- **Stated problem**:
Transcribe the entries below exactly.

[Records from a data collection]
----------------

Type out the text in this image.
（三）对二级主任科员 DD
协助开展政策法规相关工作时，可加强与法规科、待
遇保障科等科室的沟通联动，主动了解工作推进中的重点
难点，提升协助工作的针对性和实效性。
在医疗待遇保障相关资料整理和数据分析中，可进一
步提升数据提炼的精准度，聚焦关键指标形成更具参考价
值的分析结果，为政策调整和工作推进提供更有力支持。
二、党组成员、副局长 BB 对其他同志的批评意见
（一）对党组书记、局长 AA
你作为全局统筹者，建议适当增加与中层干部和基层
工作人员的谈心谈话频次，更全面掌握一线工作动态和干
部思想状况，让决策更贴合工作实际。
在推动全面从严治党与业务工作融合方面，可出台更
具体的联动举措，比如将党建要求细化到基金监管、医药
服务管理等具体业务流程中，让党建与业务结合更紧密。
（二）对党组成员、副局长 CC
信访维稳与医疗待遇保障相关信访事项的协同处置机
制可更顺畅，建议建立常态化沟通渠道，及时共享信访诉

----------------

- **Right answer**:
Type out the text in this image.
（三）对二级主任科员 DD
协助开展政策法规相关工作时，可加强与法规科、待
遇保障科等科室的沟通联动，主动了解工作推进中的重点
难点，提升协助工作的针对性和实效性。
在医疗待遇保障相关资料整理和数据分析中，可进一
步提升数据提炼的精准度，聚焦关键指标形成更具参考价
值的分析结果，为政策调整和工作推进提供更有力支持。
二、党组成员、副局长 BB 对其他同志的批评意见
（一）对党组书记、局长 AA
你作为全局统筹者，建议适当增加与中层干部和基层
工作人员的谈心谈话频次，更全面掌握一线工作动态和干
部思想状况，让决策更贴合工作实际。
在推动全面从严治党与业务工作融合方面，可出台更
具体的联动举措，比如将党建要求细化到基金监管、医药
服务管理等具体业务流程中，让党建与业务结合更紧密。
（二）对党组成员、副局长 CC
信访维稳与医疗待遇保障相关信访事项的协同处置机
制可更顺畅，建议建立常态化沟通渠道，及时共享信访诉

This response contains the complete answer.